Write out all the data again, exactly as it stands.

++++ RECORDED DATA

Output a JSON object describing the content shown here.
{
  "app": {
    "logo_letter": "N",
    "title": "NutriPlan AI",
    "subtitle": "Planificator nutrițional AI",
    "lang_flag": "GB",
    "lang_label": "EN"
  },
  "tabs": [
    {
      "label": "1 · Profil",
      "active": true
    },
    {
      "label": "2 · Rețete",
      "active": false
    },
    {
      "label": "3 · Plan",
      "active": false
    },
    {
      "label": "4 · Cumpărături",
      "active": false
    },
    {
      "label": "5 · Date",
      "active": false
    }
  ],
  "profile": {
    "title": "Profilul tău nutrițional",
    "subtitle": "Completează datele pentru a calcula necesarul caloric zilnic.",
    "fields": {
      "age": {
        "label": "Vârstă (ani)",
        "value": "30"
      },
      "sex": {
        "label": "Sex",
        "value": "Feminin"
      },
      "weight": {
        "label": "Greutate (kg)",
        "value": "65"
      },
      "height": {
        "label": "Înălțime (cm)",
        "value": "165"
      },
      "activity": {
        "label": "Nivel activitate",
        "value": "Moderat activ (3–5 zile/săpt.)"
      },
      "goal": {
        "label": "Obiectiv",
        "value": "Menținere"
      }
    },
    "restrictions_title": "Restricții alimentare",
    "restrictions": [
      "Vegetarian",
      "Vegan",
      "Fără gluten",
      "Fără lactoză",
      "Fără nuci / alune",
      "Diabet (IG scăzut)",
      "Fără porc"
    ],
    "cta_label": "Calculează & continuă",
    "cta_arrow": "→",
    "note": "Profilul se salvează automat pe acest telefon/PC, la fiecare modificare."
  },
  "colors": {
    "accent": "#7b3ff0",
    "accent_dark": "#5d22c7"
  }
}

++++++++

■ FINAL ANSWER
Output a JSON object describing the content shown here.
{
  "app": {
    "logo_letter": "N",
    "title": "NutriPlan AI",
    "subtitle": "Planificator nutrițional AI",
    "lang_flag": "GB",
    "lang_label": "EN"
  },
  "tabs": [
    {
      "label": "1 · Profil",
      "active": true
    },
    {
      "label": "2 · Rețete",
      "active": false
    },
    {
      "label": "3 · Plan",
      "active": false
    },
    {
      "label": "4 · Cumpărături",
      "active": false
    },
    {
      "label": "5 · Date",
      "active": false
    }
  ],
  "profile": {
    "title": "Profilul tău nutrițional",
    "subtitle": "Completează datele pentru a calcula necesarul caloric zilnic.",
    "fields": {
      "age": {
        "label": "Vârstă (ani)",
        "value": "30"
      },
      "sex": {
        "label": "Sex",
        "value": "Feminin"
      },
      "weight": {
        "label": "Greutate (kg)",
        "value": "65"
      },
      "height": {
        "label": "Înălțime (cm)",
        "value": "165"
      },
      "activity": {
        "label": "Nivel activitate",
        "value": "Moderat activ (3–5 zile/săpt.)"
      },
      "goal": {
        "label": "Obiectiv",
        "value": "Menținere"
      }
    },
    "restrictions_title": "Restricții alimentare",
    "restrictions": [
      "Vegetarian",
      "Vegan",
      "Fără gluten",
      "Fără lactoză",
      "Fără nuci / alune",
      "Diabet (IG scăzut)",
      "Fără porc"
    ],
    "cta_label": "Calculează & continuă",
    "cta_arrow": "→",
    "note": "Profilul se salvează automat pe acest telefon/PC, la fiecare modificare."
  },
  "colors": {
    "accent": "#7b3ff0",
    "accent_dark": "#5d22c7"
  }
}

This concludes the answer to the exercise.